■ **Task to complete**
Return the listing below verbatim. Pictures do not belong in the copy.

☆ ☆ ☆ ☆ ☆

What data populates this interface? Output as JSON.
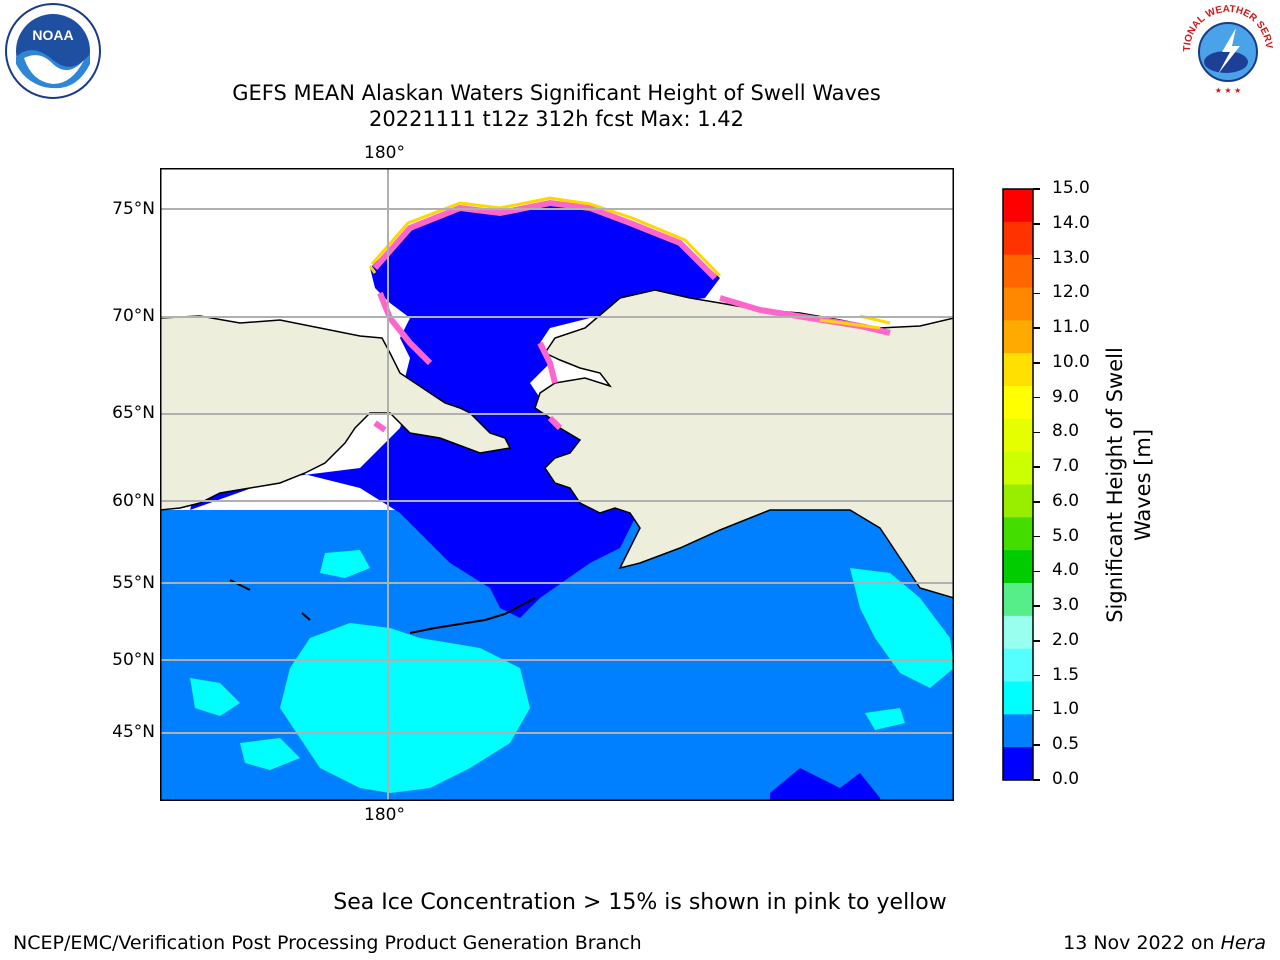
{
  "header": {
    "title_line1": "GEFS MEAN Alaskan Waters Significant Height of Swell Waves",
    "title_line2": "20221111 t12z 312h fcst   Max: 1.42"
  },
  "logos": {
    "noaa_text": "NOAA",
    "nws_text": "NATIONAL WEATHER SERVICE"
  },
  "map": {
    "lat_labels": [
      "75°N",
      "70°N",
      "65°N",
      "60°N",
      "55°N",
      "50°N",
      "45°N"
    ],
    "lon_label_top": "180°",
    "lon_label_bottom": "180°",
    "colors": {
      "land": "#eeeedc",
      "ocean_0_5": "#0000ff",
      "ocean_0_5_1": "#0080ff",
      "ocean_1_1_5": "#00ffff",
      "ice_pink": "#ff66cc",
      "ice_yellow": "#ffd700"
    }
  },
  "colorbar": {
    "title_line1": "Significant Height of Swell",
    "title_line2": "Waves [m]",
    "ticks": [
      "15.0",
      "14.0",
      "13.0",
      "12.0",
      "11.0",
      "10.0",
      "9.0",
      "8.0",
      "7.0",
      "6.0",
      "5.0",
      "4.0",
      "3.0",
      "2.0",
      "1.5",
      "1.0",
      "0.5",
      "0.0"
    ],
    "colors": [
      "#ff0000",
      "#ff3300",
      "#ff6600",
      "#ff8800",
      "#ffaa00",
      "#ffe000",
      "#ffff00",
      "#e6ff00",
      "#ccff00",
      "#99ee00",
      "#44dd00",
      "#00cc00",
      "#55ee88",
      "#99ffee",
      "#55ffff",
      "#00ffff",
      "#0080ff",
      "#0000ff"
    ]
  },
  "note": "Sea Ice Concentration > 15% is shown in pink to yellow",
  "footer": {
    "left": "NCEP/EMC/Verification Post Processing Product Generation Branch",
    "right_date": "13 Nov 2022 on ",
    "right_host": "Hera"
  }
}
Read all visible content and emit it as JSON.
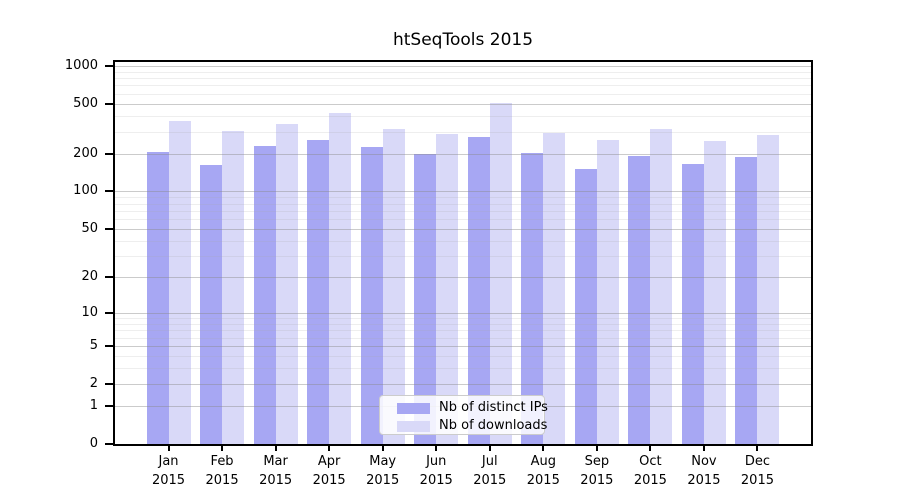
{
  "chart_data": {
    "type": "bar",
    "title": "htSeqTools 2015",
    "year": "2015",
    "categories": [
      "Jan",
      "Feb",
      "Mar",
      "Apr",
      "May",
      "Jun",
      "Jul",
      "Aug",
      "Sep",
      "Oct",
      "Nov",
      "Dec"
    ],
    "series": [
      {
        "name": "Nb of distinct IPs",
        "color": "#a7a7f3",
        "values": [
          207,
          163,
          233,
          260,
          228,
          201,
          274,
          202,
          152,
          193,
          166,
          187
        ]
      },
      {
        "name": "Nb of downloads",
        "color": "#d9d9f8",
        "values": [
          366,
          305,
          347,
          422,
          318,
          287,
          506,
          292,
          256,
          318,
          254,
          282
        ]
      }
    ],
    "yscale": "log10(1+value)",
    "ylim": [
      0,
      1000
    ],
    "yticks": [
      0,
      1,
      2,
      5,
      10,
      20,
      50,
      100,
      200,
      500,
      1000
    ],
    "yticks_minor": [
      3,
      4,
      6,
      7,
      8,
      9,
      30,
      40,
      60,
      70,
      80,
      90,
      300,
      400,
      600,
      700,
      800,
      900
    ],
    "grid": "horizontal, major and minor, drawn over bars",
    "legend_position": "lower center",
    "xlabel": "",
    "ylabel": ""
  },
  "colors": {
    "background": "#ffffff",
    "axis": "#000000",
    "grid_major": "#cfcfcf",
    "grid_minor": "#ececec",
    "legend_border": "#cccccc"
  }
}
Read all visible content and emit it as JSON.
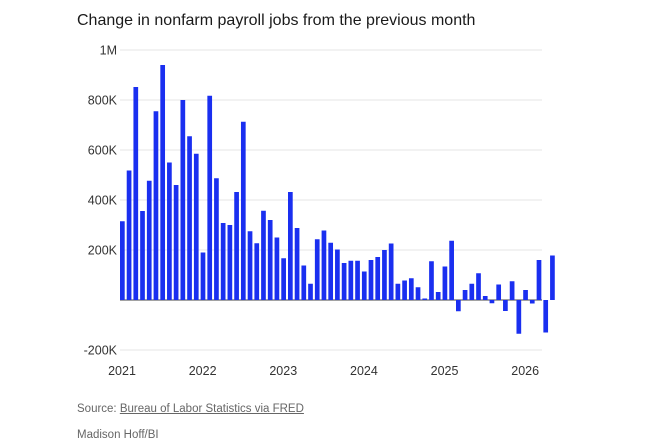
{
  "chart_data": {
    "type": "bar",
    "title": "Change in nonfarm payroll jobs from the previous month",
    "xlabel": "",
    "ylabel": "",
    "ylim": [
      -200000,
      1000000
    ],
    "yticks": [
      -200000,
      0,
      200000,
      400000,
      600000,
      800000,
      1000000
    ],
    "ytick_labels": [
      "-200K",
      "",
      "200K",
      "400K",
      "600K",
      "800K",
      "1M"
    ],
    "x_start": "2021-01",
    "xtick_labels": [
      "2021",
      "2022",
      "2023",
      "2024",
      "2025",
      "2026"
    ],
    "bar_color": "#1a2ff0",
    "grid": true,
    "series": [
      {
        "name": "Monthly change in nonfarm payroll jobs",
        "values": [
          315000,
          518000,
          852000,
          356000,
          477000,
          755000,
          940000,
          550000,
          460000,
          800000,
          655000,
          585000,
          190000,
          817000,
          487000,
          308000,
          300000,
          432000,
          713000,
          275000,
          227000,
          357000,
          320000,
          250000,
          167000,
          432000,
          288000,
          138000,
          65000,
          243000,
          278000,
          229000,
          202000,
          148000,
          157000,
          157000,
          114000,
          160000,
          172000,
          200000,
          226000,
          65000,
          78000,
          87000,
          51000,
          6000,
          155000,
          32000,
          134000,
          237000,
          -45000,
          40000,
          65000,
          107000,
          16000,
          -13000,
          62000,
          -44000,
          75000,
          -135000,
          40000,
          -14000,
          160000,
          -130000,
          178000
        ]
      }
    ]
  },
  "footer": {
    "source_label": "Source: ",
    "source_link": "Bureau of Labor Statistics via FRED",
    "credit": "Madison Hoff/BI"
  }
}
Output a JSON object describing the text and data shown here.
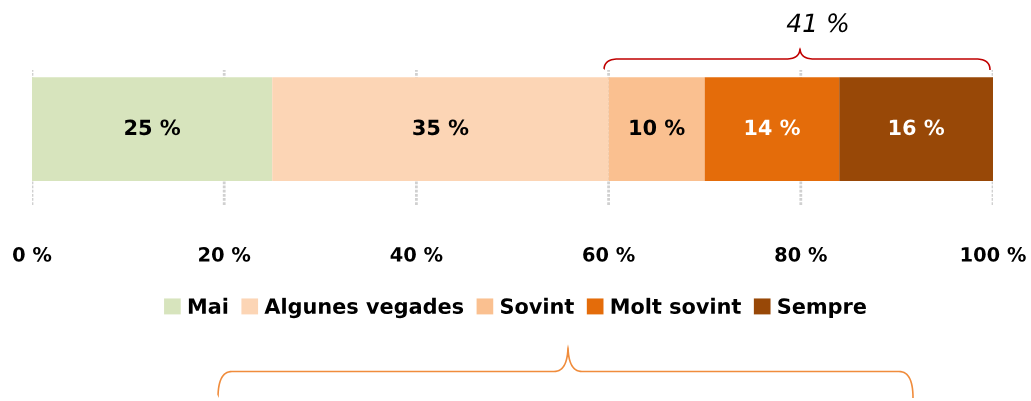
{
  "chart_data": {
    "type": "bar",
    "orientation": "horizontal",
    "stacked": true,
    "categories": [
      null
    ],
    "series": [
      {
        "name": "Mai",
        "color": "#d7e4bd",
        "values": [
          25
        ],
        "value_labels": [
          "25 %"
        ]
      },
      {
        "name": "Algunes vegades",
        "color": "#fcd5b5",
        "values": [
          35
        ],
        "value_labels": [
          "35 %"
        ]
      },
      {
        "name": "Sovint",
        "color": "#fac090",
        "values": [
          10
        ],
        "value_labels": [
          "10 %"
        ]
      },
      {
        "name": "Molt sovint",
        "color": "#e46c0a",
        "values": [
          14
        ],
        "value_labels": [
          "14 %"
        ]
      },
      {
        "name": "Sempre",
        "color": "#984807",
        "values": [
          16
        ],
        "value_labels": [
          "16 %"
        ]
      }
    ],
    "xlim": [
      0,
      100
    ],
    "xticks": [
      {
        "value": 0,
        "label": "0 %"
      },
      {
        "value": 20,
        "label": "20 %"
      },
      {
        "value": 40,
        "label": "40 %"
      },
      {
        "value": 60,
        "label": "60 %"
      },
      {
        "value": 80,
        "label": "80 %"
      },
      {
        "value": 100,
        "label": "100 %"
      }
    ],
    "tick_labels": "x",
    "grid": "x",
    "legend": "bottom",
    "annotations": [
      "41 %"
    ]
  }
}
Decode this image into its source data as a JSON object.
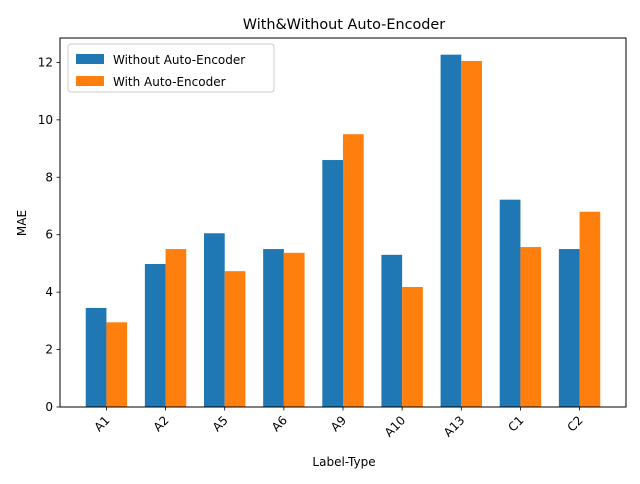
{
  "chart_data": {
    "type": "bar",
    "title": "With&Without Auto-Encoder",
    "xlabel": "Label-Type",
    "ylabel": "MAE",
    "categories": [
      "A1",
      "A2",
      "A5",
      "A6",
      "A9",
      "A10",
      "A13",
      "C1",
      "C2"
    ],
    "series": [
      {
        "name": "Without Auto-Encoder",
        "color": "#1f77b4",
        "values": [
          3.45,
          4.98,
          6.05,
          5.5,
          8.6,
          5.3,
          12.27,
          7.22,
          5.5
        ]
      },
      {
        "name": "With Auto-Encoder",
        "color": "#ff7f0e",
        "values": [
          2.95,
          5.5,
          4.73,
          5.37,
          9.5,
          4.18,
          12.05,
          5.57,
          6.8
        ]
      }
    ],
    "ylim": [
      0,
      12.85
    ],
    "yticks": [
      0,
      2,
      4,
      6,
      8,
      10,
      12
    ],
    "xtick_rotation": 45,
    "grid": false,
    "legend_position": "upper left"
  }
}
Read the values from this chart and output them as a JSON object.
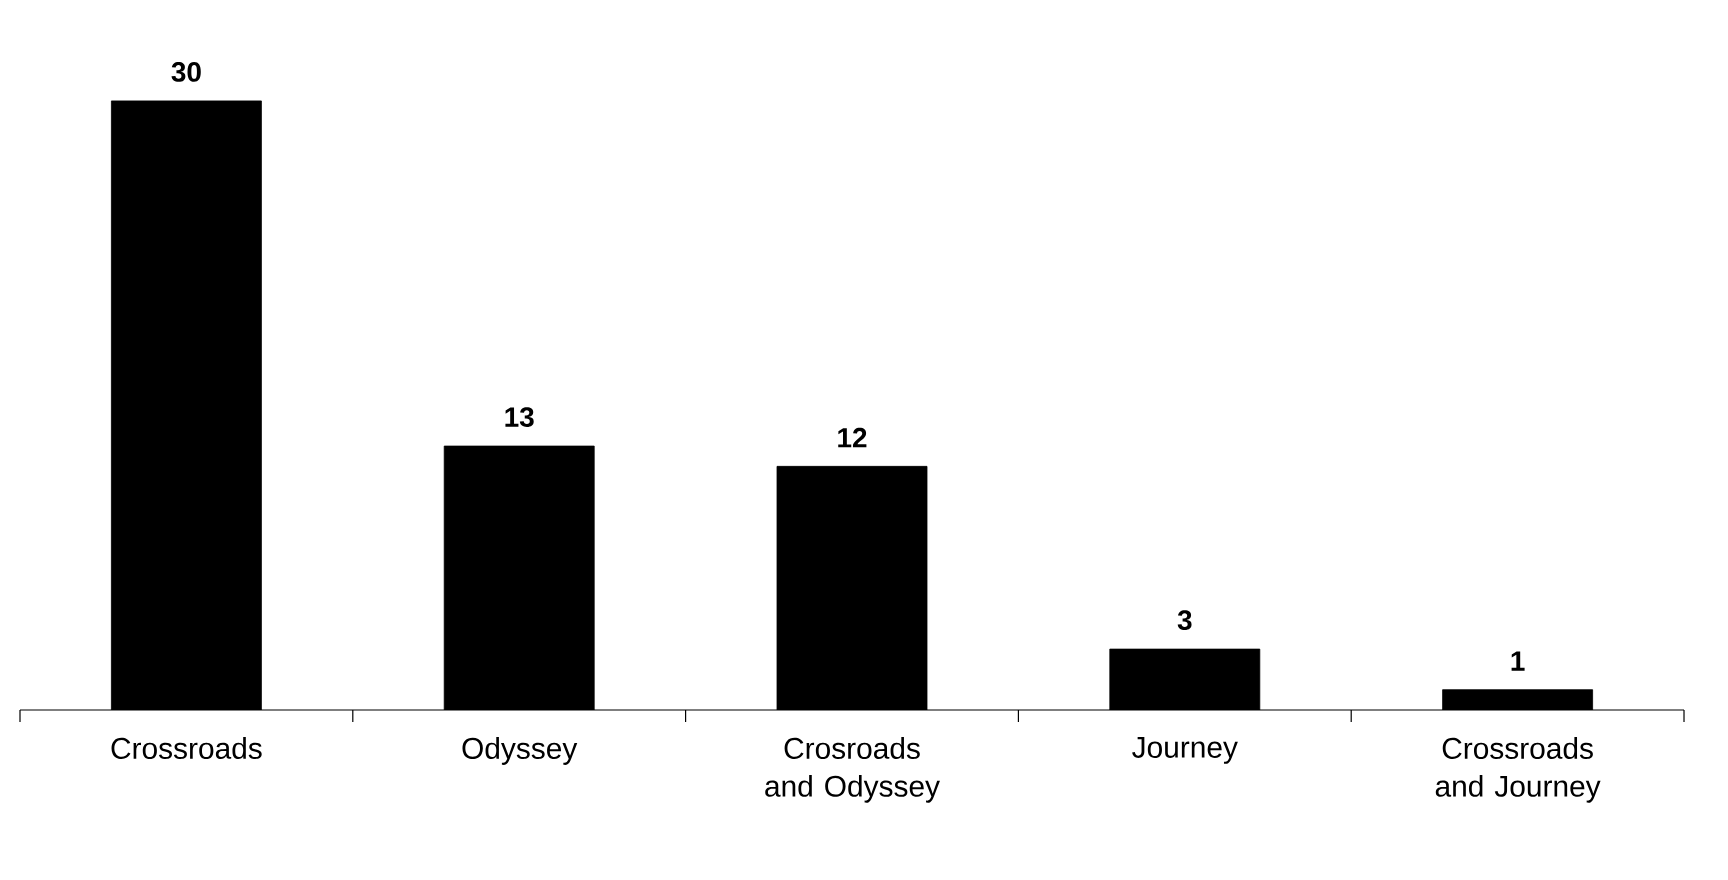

☆ ☆ ☆ ☆ ☆

■ **Exercise solution**
What data populates this interface? Output as JSON.
{
  "header": {
    "title_line1": "GEFS MEAN Alaskan Waters Significant Height of Swell Waves",
    "title_line2": "20221111 t12z 312h fcst   Max: 1.42"
  },
  "logos": {
    "noaa_text": "NOAA",
    "nws_text": "NATIONAL WEATHER SERVICE"
  },
  "map": {
    "lat_labels": [
      "75°N",
      "70°N",
      "65°N",
      "60°N",
      "55°N",
      "50°N",
      "45°N"
    ],
    "lon_label_top": "180°",
    "lon_label_bottom": "180°",
    "colors": {
      "land": "#eeeedc",
      "ocean_0_5": "#0000ff",
      "ocean_0_5_1": "#0080ff",
      "ocean_1_1_5": "#00ffff",
      "ice_pink": "#ff66cc",
      "ice_yellow": "#ffd700"
    }
  },
  "colorbar": {
    "title_line1": "Significant Height of Swell",
    "title_line2": "Waves [m]",
    "ticks": [
      "15.0",
      "14.0",
      "13.0",
      "12.0",
      "11.0",
      "10.0",
      "9.0",
      "8.0",
      "7.0",
      "6.0",
      "5.0",
      "4.0",
      "3.0",
      "2.0",
      "1.5",
      "1.0",
      "0.5",
      "0.0"
    ],
    "colors": [
      "#ff0000",
      "#ff3300",
      "#ff6600",
      "#ff8800",
      "#ffaa00",
      "#ffe000",
      "#ffff00",
      "#e6ff00",
      "#ccff00",
      "#99ee00",
      "#44dd00",
      "#00cc00",
      "#55ee88",
      "#99ffee",
      "#55ffff",
      "#00ffff",
      "#0080ff",
      "#0000ff"
    ]
  },
  "note": "Sea Ice Concentration > 15% is shown in pink to yellow",
  "footer": {
    "left": "NCEP/EMC/Verification Post Processing Product Generation Branch",
    "right_date": "13 Nov 2022 on ",
    "right_host": "Hera"
  }
}
Read all visible content and emit it as JSON.
{
  "chart_data": {
    "type": "bar",
    "title": "htSeqTools 2015",
    "year": "2015",
    "categories": [
      "Jan",
      "Feb",
      "Mar",
      "Apr",
      "May",
      "Jun",
      "Jul",
      "Aug",
      "Sep",
      "Oct",
      "Nov",
      "Dec"
    ],
    "series": [
      {
        "name": "Nb of distinct IPs",
        "color": "#a7a7f3",
        "values": [
          207,
          163,
          233,
          260,
          228,
          201,
          274,
          202,
          152,
          193,
          166,
          187
        ]
      },
      {
        "name": "Nb of downloads",
        "color": "#d9d9f8",
        "values": [
          366,
          305,
          347,
          422,
          318,
          287,
          506,
          292,
          256,
          318,
          254,
          282
        ]
      }
    ],
    "yscale": "log10(1+value)",
    "ylim": [
      0,
      1000
    ],
    "yticks": [
      0,
      1,
      2,
      5,
      10,
      20,
      50,
      100,
      200,
      500,
      1000
    ],
    "yticks_minor": [
      3,
      4,
      6,
      7,
      8,
      9,
      30,
      40,
      60,
      70,
      80,
      90,
      300,
      400,
      600,
      700,
      800,
      900
    ],
    "grid": "horizontal, major and minor, drawn over bars",
    "legend_position": "lower center",
    "xlabel": "",
    "ylabel": ""
  },
  "colors": {
    "background": "#ffffff",
    "axis": "#000000",
    "grid_major": "#cfcfcf",
    "grid_minor": "#ececec",
    "legend_border": "#cccccc"
  }
}
Read all visible content and emit it as JSON.
{
  "chart_data": {
    "type": "bar",
    "title": "Change in nonfarm payroll jobs from the previous month",
    "xlabel": "",
    "ylabel": "",
    "ylim": [
      -200000,
      1000000
    ],
    "yticks": [
      -200000,
      0,
      200000,
      400000,
      600000,
      800000,
      1000000
    ],
    "ytick_labels": [
      "-200K",
      "",
      "200K",
      "400K",
      "600K",
      "800K",
      "1M"
    ],
    "x_start": "2021-01",
    "xtick_labels": [
      "2021",
      "2022",
      "2023",
      "2024",
      "2025",
      "2026"
    ],
    "bar_color": "#1a2ff0",
    "grid": true,
    "series": [
      {
        "name": "Monthly change in nonfarm payroll jobs",
        "values": [
          315000,
          518000,
          852000,
          356000,
          477000,
          755000,
          940000,
          550000,
          460000,
          800000,
          655000,
          585000,
          190000,
          817000,
          487000,
          308000,
          300000,
          432000,
          713000,
          275000,
          227000,
          357000,
          320000,
          250000,
          167000,
          432000,
          288000,
          138000,
          65000,
          243000,
          278000,
          229000,
          202000,
          148000,
          157000,
          157000,
          114000,
          160000,
          172000,
          200000,
          226000,
          65000,
          78000,
          87000,
          51000,
          6000,
          155000,
          32000,
          134000,
          237000,
          -45000,
          40000,
          65000,
          107000,
          16000,
          -13000,
          62000,
          -44000,
          75000,
          -135000,
          40000,
          -14000,
          160000,
          -130000,
          178000
        ]
      }
    ]
  },
  "footer": {
    "source_label": "Source: ",
    "source_link": "Bureau of Labor Statistics via FRED",
    "credit": "Madison Hoff/BI"
  }
}
Output a JSON object describing the text and data shown here.
{
  "chart_data": {
    "type": "bar",
    "orientation": "horizontal",
    "stacked": true,
    "categories": [
      null
    ],
    "series": [
      {
        "name": "Mai",
        "color": "#d7e4bd",
        "values": [
          25
        ],
        "value_labels": [
          "25 %"
        ]
      },
      {
        "name": "Algunes vegades",
        "color": "#fcd5b5",
        "values": [
          35
        ],
        "value_labels": [
          "35 %"
        ]
      },
      {
        "name": "Sovint",
        "color": "#fac090",
        "values": [
          10
        ],
        "value_labels": [
          "10 %"
        ]
      },
      {
        "name": "Molt sovint",
        "color": "#e46c0a",
        "values": [
          14
        ],
        "value_labels": [
          "14 %"
        ]
      },
      {
        "name": "Sempre",
        "color": "#984807",
        "values": [
          16
        ],
        "value_labels": [
          "16 %"
        ]
      }
    ],
    "xlim": [
      0,
      100
    ],
    "xticks": [
      {
        "value": 0,
        "label": "0 %"
      },
      {
        "value": 20,
        "label": "20 %"
      },
      {
        "value": 40,
        "label": "40 %"
      },
      {
        "value": 60,
        "label": "60 %"
      },
      {
        "value": 80,
        "label": "80 %"
      },
      {
        "value": 100,
        "label": "100 %"
      }
    ],
    "tick_labels": "x",
    "grid": "x",
    "legend": "bottom",
    "annotations": [
      "41 %"
    ]
  }
}
Decode this image into its source data as a JSON object.
{
  "chart_data": {
    "type": "bar",
    "title": "With&Without Auto-Encoder",
    "xlabel": "Label-Type",
    "ylabel": "MAE",
    "categories": [
      "A1",
      "A2",
      "A5",
      "A6",
      "A9",
      "A10",
      "A13",
      "C1",
      "C2"
    ],
    "series": [
      {
        "name": "Without Auto-Encoder",
        "color": "#1f77b4",
        "values": [
          3.45,
          4.98,
          6.05,
          5.5,
          8.6,
          5.3,
          12.27,
          7.22,
          5.5
        ]
      },
      {
        "name": "With Auto-Encoder",
        "color": "#ff7f0e",
        "values": [
          2.95,
          5.5,
          4.73,
          5.37,
          9.5,
          4.18,
          12.05,
          5.57,
          6.8
        ]
      }
    ],
    "ylim": [
      0,
      12.85
    ],
    "yticks": [
      0,
      2,
      4,
      6,
      8,
      10,
      12
    ],
    "xtick_rotation": 45,
    "grid": false,
    "legend_position": "upper left"
  }
}
Read the values from this chart and output them as a JSON object.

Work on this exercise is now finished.